Keep the pictures out and restate every record exactly.

• • • •

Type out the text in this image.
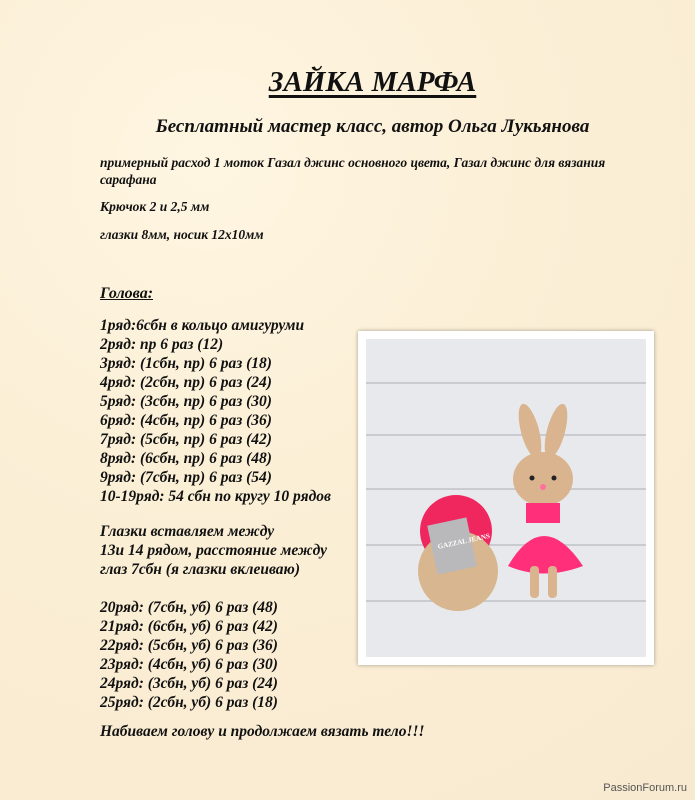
ЗАЙКА МАРФА
Бесплатный мастер класс, автор Ольга Лукьянова
примерный расход 1 моток Газал джинс основного цвета, Газал джинс для вязания сарафана
Крючок 2 и 2,5 мм
глазки 8мм, носик 12x10мм
Голова:
1ряд:6сбн в кольцо амигуруми
2ряд: пр 6 раз (12)
3ряд: (1сбн, пр) 6 раз (18)
4ряд: (2сбн, пр) 6 раз (24)
5ряд: (3сбн, пр) 6 раз (30)
6ряд: (4сбн, пр) 6 раз (36)
7ряд: (5сбн, пр) 6 раз (42)
8ряд: (6сбн, пр) 6 раз (48)
9ряд: (7сбн, пр) 6 раз (54)
10-19ряд: 54 сбн по кругу 10 рядов
Глазки вставляем между
13и 14 рядом, расстояние между
глаз 7сбн (я глазки вклеиваю)
20ряд: (7сбн, уб) 6 раз (48)
21ряд: (6сбн, уб) 6 раз (42)
22ряд: (5сбн, уб) 6 раз (36)
23ряд: (4сбн, уб) 6 раз (30)
24ряд: (3сбн, уб) 6 раз (24)
25ряд: (2сбн, уб) 6 раз (18)
Набиваем голову и продолжаем вязать тело!!!
GAZZAL JEANS
PassionForum.ru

• • • •

> **The output**:
Type out the text in this image.
ЗАЙКА МАРФА
Бесплатный мастер класс, автор Ольга Лукьянова
примерный расход 1 моток Газал джинс основного цвета, Газал джинс для вязания сарафана
Крючок 2 и 2,5 мм
глазки 8мм, носик 12x10мм
Голова:
1ряд:6сбн в кольцо амигуруми
2ряд: пр 6 раз (12)
3ряд: (1сбн, пр) 6 раз (18)
4ряд: (2сбн, пр) 6 раз (24)
5ряд: (3сбн, пр) 6 раз (30)
6ряд: (4сбн, пр) 6 раз (36)
7ряд: (5сбн, пр) 6 раз (42)
8ряд: (6сбн, пр) 6 раз (48)
9ряд: (7сбн, пр) 6 раз (54)
10-19ряд: 54 сбн по кругу 10 рядов
Глазки вставляем между
13и 14 рядом, расстояние между
глаз 7сбн (я глазки вклеиваю)
20ряд: (7сбн, уб) 6 раз (48)
21ряд: (6сбн, уб) 6 раз (42)
22ряд: (5сбн, уб) 6 раз (36)
23ряд: (4сбн, уб) 6 раз (30)
24ряд: (3сбн, уб) 6 раз (24)
25ряд: (2сбн, уб) 6 раз (18)
Набиваем голову и продолжаем вязать тело!!!
GAZZAL JEANS
PassionForum.ru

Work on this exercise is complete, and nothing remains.